WHAT YOU NEED TO DO: From the entries below, copy every line holding the word "rösträkningen".

'''

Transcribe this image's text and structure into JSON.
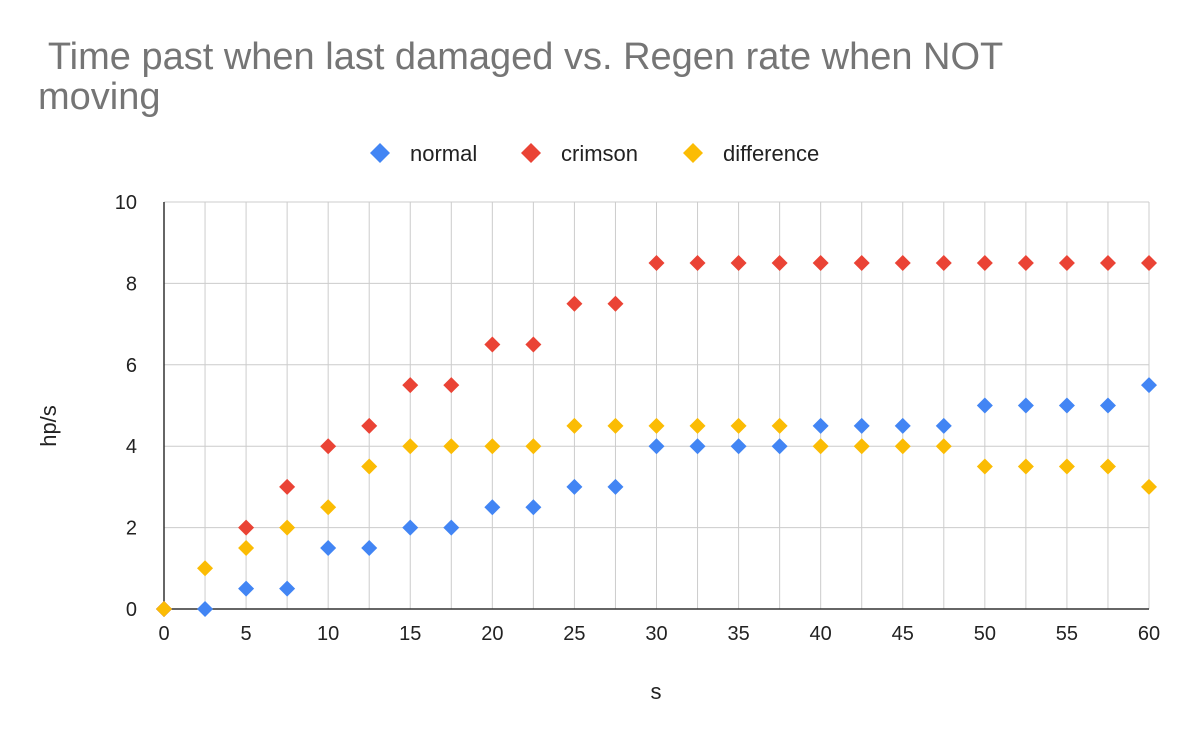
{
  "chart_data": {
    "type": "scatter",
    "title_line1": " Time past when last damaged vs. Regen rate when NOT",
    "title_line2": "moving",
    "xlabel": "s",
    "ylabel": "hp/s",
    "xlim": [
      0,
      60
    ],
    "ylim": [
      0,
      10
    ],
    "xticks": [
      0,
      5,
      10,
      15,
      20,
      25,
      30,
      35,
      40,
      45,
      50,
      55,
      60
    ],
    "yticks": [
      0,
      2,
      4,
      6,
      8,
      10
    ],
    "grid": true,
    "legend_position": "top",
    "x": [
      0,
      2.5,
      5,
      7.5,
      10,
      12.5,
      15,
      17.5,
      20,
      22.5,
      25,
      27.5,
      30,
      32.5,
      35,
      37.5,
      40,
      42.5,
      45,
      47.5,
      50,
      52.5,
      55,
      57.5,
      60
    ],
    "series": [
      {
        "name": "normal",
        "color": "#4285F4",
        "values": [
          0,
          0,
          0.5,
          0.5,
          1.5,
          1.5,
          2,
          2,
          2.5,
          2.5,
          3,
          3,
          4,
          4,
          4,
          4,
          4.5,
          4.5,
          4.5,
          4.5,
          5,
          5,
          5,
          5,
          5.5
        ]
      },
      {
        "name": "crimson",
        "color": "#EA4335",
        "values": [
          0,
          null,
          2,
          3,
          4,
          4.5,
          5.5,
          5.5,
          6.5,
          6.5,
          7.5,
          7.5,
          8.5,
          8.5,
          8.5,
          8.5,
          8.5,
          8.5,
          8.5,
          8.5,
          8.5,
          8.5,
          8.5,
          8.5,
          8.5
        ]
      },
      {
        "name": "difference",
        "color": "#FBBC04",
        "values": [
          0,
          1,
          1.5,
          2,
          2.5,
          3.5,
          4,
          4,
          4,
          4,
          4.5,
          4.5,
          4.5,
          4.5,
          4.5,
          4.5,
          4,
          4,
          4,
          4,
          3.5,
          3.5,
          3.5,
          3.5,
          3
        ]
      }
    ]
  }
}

'''
'''

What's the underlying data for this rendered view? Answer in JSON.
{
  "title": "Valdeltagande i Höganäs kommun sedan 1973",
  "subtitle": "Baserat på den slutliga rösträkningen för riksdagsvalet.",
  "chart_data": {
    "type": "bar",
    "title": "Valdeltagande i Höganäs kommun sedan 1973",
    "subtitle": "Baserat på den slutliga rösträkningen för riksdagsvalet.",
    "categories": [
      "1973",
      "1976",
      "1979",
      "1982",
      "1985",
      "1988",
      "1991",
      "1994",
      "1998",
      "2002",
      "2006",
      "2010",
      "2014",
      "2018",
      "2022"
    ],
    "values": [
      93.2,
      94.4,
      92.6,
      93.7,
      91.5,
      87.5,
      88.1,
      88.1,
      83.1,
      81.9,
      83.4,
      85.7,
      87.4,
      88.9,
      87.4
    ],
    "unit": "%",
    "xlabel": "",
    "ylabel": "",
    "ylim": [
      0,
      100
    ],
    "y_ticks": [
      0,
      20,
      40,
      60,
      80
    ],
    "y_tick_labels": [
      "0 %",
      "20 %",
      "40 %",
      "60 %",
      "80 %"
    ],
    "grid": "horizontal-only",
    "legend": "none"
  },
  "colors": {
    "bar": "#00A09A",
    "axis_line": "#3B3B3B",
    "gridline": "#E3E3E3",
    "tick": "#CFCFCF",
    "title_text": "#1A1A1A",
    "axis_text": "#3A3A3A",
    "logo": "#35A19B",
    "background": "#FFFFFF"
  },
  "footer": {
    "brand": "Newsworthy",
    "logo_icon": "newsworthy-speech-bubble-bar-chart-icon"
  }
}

'''

EXERCISE OUTPUT:
  "subtitle": "Baserat på den slutliga rösträkningen för riksdagsvalet.",
    "subtitle": "Baserat på den slutliga rösträkningen för riksdagsvalet.",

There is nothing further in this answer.